Instruction: Every entry that follows needs to be repeated exactly.

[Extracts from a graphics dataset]
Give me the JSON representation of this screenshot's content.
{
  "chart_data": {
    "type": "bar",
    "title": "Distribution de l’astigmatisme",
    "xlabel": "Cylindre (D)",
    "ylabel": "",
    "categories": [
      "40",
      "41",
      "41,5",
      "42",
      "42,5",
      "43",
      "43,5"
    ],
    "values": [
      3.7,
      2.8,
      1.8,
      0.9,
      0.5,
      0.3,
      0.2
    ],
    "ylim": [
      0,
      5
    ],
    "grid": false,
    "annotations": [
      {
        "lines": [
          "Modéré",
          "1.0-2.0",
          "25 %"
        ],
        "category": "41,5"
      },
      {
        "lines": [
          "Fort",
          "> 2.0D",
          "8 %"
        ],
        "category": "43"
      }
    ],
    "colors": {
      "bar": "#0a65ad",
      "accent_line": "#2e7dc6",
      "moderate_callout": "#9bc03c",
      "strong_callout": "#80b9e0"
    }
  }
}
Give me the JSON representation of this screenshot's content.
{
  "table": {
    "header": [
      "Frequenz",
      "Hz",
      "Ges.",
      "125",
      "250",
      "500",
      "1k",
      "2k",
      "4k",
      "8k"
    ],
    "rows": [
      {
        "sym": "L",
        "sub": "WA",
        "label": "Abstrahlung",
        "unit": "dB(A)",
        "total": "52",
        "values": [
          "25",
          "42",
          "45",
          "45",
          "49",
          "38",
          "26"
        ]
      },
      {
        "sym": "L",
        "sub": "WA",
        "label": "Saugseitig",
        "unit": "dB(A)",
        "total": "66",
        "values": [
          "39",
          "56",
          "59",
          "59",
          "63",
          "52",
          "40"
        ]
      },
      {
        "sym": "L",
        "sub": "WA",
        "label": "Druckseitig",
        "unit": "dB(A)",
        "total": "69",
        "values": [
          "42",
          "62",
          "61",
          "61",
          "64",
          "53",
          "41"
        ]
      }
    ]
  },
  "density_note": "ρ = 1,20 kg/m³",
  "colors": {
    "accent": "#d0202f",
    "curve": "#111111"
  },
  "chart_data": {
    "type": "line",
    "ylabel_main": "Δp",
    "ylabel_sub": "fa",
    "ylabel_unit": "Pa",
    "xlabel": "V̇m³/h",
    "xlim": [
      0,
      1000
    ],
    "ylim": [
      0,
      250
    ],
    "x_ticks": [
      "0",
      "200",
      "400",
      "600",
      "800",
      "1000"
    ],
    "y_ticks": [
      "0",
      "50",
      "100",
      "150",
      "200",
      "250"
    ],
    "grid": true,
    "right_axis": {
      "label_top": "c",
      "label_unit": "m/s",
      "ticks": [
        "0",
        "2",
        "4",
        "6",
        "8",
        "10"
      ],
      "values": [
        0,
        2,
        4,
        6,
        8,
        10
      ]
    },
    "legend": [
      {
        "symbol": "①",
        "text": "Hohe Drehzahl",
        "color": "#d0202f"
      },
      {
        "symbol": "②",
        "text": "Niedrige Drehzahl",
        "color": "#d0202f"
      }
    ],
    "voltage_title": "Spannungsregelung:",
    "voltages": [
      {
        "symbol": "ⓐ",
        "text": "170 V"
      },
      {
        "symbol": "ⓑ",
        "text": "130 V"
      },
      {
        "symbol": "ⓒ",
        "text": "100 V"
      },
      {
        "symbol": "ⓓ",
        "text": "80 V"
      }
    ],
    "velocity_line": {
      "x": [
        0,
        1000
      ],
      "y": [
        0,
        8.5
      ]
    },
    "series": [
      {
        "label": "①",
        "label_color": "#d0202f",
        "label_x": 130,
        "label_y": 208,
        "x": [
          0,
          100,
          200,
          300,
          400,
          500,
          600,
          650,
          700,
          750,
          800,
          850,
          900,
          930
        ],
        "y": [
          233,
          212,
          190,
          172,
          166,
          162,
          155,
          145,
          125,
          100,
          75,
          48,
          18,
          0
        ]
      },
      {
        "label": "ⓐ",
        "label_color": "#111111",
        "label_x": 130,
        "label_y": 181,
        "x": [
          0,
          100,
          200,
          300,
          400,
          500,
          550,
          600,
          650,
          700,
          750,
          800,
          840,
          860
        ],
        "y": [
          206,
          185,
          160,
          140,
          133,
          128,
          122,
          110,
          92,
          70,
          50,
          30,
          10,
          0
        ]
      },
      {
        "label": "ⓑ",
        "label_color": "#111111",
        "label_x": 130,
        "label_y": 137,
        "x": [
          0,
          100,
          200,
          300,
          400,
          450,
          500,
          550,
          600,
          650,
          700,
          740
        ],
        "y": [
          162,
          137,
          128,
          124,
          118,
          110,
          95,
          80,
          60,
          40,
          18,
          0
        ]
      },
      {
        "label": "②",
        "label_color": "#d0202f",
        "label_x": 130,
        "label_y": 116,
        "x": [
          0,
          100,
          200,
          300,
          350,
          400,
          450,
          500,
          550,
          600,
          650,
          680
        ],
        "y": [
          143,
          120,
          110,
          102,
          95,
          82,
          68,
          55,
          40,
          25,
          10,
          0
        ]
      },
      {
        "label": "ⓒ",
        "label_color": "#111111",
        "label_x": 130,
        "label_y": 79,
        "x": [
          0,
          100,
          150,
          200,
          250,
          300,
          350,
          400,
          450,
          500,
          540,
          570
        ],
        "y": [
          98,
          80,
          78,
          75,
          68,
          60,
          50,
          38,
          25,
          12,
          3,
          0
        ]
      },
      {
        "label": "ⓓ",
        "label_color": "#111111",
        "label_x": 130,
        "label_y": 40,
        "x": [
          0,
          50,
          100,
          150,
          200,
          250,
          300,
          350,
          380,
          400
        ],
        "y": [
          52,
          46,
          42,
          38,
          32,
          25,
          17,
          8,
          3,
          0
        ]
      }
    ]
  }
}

Task solution:
Give me the JSON representation of this screenshot's content.
{
  "chart_data": {
    "type": "bar",
    "title": "Distribution de l’astigmatisme",
    "xlabel": "Cylindre (D)",
    "ylabel": "",
    "categories": [
      "40",
      "41",
      "41,5",
      "42",
      "42,5",
      "43",
      "43,5"
    ],
    "values": [
      3.7,
      2.8,
      1.8,
      0.9,
      0.5,
      0.3,
      0.2
    ],
    "ylim": [
      0,
      5
    ],
    "grid": false,
    "annotations": [
      {
        "lines": [
          "Modéré",
          "1.0-2.0",
          "25 %"
        ],
        "category": "41,5"
      },
      {
        "lines": [
          "Fort",
          "> 2.0D",
          "8 %"
        ],
        "category": "43"
      }
    ],
    "colors": {
      "bar": "#0a65ad",
      "accent_line": "#2e7dc6",
      "moderate_callout": "#9bc03c",
      "strong_callout": "#80b9e0"
    }
  }
}
Give me the JSON representation of this screenshot's content.
{
  "table": {
    "header": [
      "Frequenz",
      "Hz",
      "Ges.",
      "125",
      "250",
      "500",
      "1k",
      "2k",
      "4k",
      "8k"
    ],
    "rows": [
      {
        "sym": "L",
        "sub": "WA",
        "label": "Abstrahlung",
        "unit": "dB(A)",
        "total": "52",
        "values": [
          "25",
          "42",
          "45",
          "45",
          "49",
          "38",
          "26"
        ]
      },
      {
        "sym": "L",
        "sub": "WA",
        "label": "Saugseitig",
        "unit": "dB(A)",
        "total": "66",
        "values": [
          "39",
          "56",
          "59",
          "59",
          "63",
          "52",
          "40"
        ]
      },
      {
        "sym": "L",
        "sub": "WA",
        "label": "Druckseitig",
        "unit": "dB(A)",
        "total": "69",
        "values": [
          "42",
          "62",
          "61",
          "61",
          "64",
          "53",
          "41"
        ]
      }
    ]
  },
  "density_note": "ρ = 1,20 kg/m³",
  "colors": {
    "accent": "#d0202f",
    "curve": "#111111"
  },
  "chart_data": {
    "type": "line",
    "ylabel_main": "Δp",
    "ylabel_sub": "fa",
    "ylabel_unit": "Pa",
    "xlabel": "V̇m³/h",
    "xlim": [
      0,
      1000
    ],
    "ylim": [
      0,
      250
    ],
    "x_ticks": [
      "0",
      "200",
      "400",
      "600",
      "800",
      "1000"
    ],
    "y_ticks": [
      "0",
      "50",
      "100",
      "150",
      "200",
      "250"
    ],
    "grid": true,
    "right_axis": {
      "label_top": "c",
      "label_unit": "m/s",
      "ticks": [
        "0",
        "2",
        "4",
        "6",
        "8",
        "10"
      ],
      "values": [
        0,
        2,
        4,
        6,
        8,
        10
      ]
    },
    "legend": [
      {
        "symbol": "①",
        "text": "Hohe Drehzahl",
        "color": "#d0202f"
      },
      {
        "symbol": "②",
        "text": "Niedrige Drehzahl",
        "color": "#d0202f"
      }
    ],
    "voltage_title": "Spannungsregelung:",
    "voltages": [
      {
        "symbol": "ⓐ",
        "text": "170 V"
      },
      {
        "symbol": "ⓑ",
        "text": "130 V"
      },
      {
        "symbol": "ⓒ",
        "text": "100 V"
      },
      {
        "symbol": "ⓓ",
        "text": "80 V"
      }
    ],
    "velocity_line": {
      "x": [
        0,
        1000
      ],
      "y": [
        0,
        8.5
      ]
    },
    "series": [
      {
        "label": "①",
        "label_color": "#d0202f",
        "label_x": 130,
        "label_y": 208,
        "x": [
          0,
          100,
          200,
          300,
          400,
          500,
          600,
          650,
          700,
          750,
          800,
          850,
          900,
          930
        ],
        "y": [
          233,
          212,
          190,
          172,
          166,
          162,
          155,
          145,
          125,
          100,
          75,
          48,
          18,
          0
        ]
      },
      {
        "label": "ⓐ",
        "label_color": "#111111",
        "label_x": 130,
        "label_y": 181,
        "x": [
          0,
          100,
          200,
          300,
          400,
          500,
          550,
          600,
          650,
          700,
          750,
          800,
          840,
          860
        ],
        "y": [
          206,
          185,
          160,
          140,
          133,
          128,
          122,
          110,
          92,
          70,
          50,
          30,
          10,
          0
        ]
      },
      {
        "label": "ⓑ",
        "label_color": "#111111",
        "label_x": 130,
        "label_y": 137,
        "x": [
          0,
          100,
          200,
          300,
          400,
          450,
          500,
          550,
          600,
          650,
          700,
          740
        ],
        "y": [
          162,
          137,
          128,
          124,
          118,
          110,
          95,
          80,
          60,
          40,
          18,
          0
        ]
      },
      {
        "label": "②",
        "label_color": "#d0202f",
        "label_x": 130,
        "label_y": 116,
        "x": [
          0,
          100,
          200,
          300,
          350,
          400,
          450,
          500,
          550,
          600,
          650,
          680
        ],
        "y": [
          143,
          120,
          110,
          102,
          95,
          82,
          68,
          55,
          40,
          25,
          10,
          0
        ]
      },
      {
        "label": "ⓒ",
        "label_color": "#111111",
        "label_x": 130,
        "label_y": 79,
        "x": [
          0,
          100,
          150,
          200,
          250,
          300,
          350,
          400,
          450,
          500,
          540,
          570
        ],
        "y": [
          98,
          80,
          78,
          75,
          68,
          60,
          50,
          38,
          25,
          12,
          3,
          0
        ]
      },
      {
        "label": "ⓓ",
        "label_color": "#111111",
        "label_x": 130,
        "label_y": 40,
        "x": [
          0,
          50,
          100,
          150,
          200,
          250,
          300,
          350,
          380,
          400
        ],
        "y": [
          52,
          46,
          42,
          38,
          32,
          25,
          17,
          8,
          3,
          0
        ]
      }
    ]
  }
}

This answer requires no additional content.